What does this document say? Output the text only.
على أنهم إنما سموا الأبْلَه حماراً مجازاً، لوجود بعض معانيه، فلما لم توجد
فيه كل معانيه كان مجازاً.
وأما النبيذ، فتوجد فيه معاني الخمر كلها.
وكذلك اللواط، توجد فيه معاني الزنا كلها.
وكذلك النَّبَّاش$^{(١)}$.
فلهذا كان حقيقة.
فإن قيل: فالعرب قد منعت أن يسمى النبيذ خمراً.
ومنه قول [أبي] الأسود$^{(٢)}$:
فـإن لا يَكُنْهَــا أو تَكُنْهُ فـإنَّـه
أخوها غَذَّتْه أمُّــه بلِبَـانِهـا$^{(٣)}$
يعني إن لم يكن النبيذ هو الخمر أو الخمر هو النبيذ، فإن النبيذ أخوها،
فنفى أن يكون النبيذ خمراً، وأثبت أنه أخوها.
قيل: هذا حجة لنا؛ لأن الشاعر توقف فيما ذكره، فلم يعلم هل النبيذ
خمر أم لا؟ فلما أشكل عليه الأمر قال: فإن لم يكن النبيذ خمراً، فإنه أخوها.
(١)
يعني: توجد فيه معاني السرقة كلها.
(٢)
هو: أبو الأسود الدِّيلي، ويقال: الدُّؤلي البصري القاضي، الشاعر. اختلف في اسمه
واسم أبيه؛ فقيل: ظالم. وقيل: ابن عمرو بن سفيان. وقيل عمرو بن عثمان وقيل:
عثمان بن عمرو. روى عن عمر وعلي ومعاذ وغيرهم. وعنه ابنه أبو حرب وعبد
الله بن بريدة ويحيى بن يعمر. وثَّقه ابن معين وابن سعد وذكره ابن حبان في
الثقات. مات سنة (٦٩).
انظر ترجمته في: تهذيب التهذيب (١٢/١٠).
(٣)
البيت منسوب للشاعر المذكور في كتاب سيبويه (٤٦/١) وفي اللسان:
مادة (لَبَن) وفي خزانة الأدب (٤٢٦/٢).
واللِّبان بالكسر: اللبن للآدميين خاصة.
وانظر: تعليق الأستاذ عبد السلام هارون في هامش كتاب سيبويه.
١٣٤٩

★ ★ ★ ★ ★ ★ ★

Copy out each line of the listing that holds "الشاعر".

قيل: هذا حجة لنا؛ لأن الشاعر توقف فيما ذكره، فلم يعلم هل النبيذ
هو: أبو الأسود الدِّيلي، ويقال: الدُّؤلي البصري القاضي، الشاعر. اختلف في اسمه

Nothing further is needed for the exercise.